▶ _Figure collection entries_
·····
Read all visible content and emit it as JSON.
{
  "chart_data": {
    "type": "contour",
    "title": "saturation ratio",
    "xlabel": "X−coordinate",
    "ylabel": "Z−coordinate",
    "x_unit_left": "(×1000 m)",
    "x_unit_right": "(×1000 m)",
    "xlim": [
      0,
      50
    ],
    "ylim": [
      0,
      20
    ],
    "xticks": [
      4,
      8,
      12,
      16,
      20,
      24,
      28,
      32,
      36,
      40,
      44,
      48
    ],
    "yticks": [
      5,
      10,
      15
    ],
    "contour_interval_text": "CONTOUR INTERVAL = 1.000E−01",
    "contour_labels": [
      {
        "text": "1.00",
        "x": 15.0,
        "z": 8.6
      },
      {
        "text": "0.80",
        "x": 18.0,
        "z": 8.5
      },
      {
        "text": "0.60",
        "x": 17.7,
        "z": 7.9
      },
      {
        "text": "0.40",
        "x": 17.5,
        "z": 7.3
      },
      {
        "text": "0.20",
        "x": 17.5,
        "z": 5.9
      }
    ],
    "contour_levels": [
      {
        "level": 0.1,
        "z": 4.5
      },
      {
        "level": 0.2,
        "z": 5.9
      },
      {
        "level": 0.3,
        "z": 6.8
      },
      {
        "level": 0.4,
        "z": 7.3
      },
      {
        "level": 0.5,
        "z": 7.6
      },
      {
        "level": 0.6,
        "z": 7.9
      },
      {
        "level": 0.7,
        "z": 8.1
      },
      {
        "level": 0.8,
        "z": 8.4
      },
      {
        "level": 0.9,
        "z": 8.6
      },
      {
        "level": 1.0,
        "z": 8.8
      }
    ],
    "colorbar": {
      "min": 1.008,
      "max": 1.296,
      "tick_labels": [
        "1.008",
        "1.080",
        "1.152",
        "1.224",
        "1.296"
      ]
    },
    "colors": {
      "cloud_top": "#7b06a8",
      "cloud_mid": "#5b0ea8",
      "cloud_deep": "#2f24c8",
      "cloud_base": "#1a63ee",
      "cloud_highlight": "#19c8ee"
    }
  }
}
·····
▶ _WRITTEN PROBLEM_
Show the lines of the material that contain the word "coordinate".

▶ _RESULT_
    "xlabel": "X−coordinate",
    "ylabel": "Z−coordinate",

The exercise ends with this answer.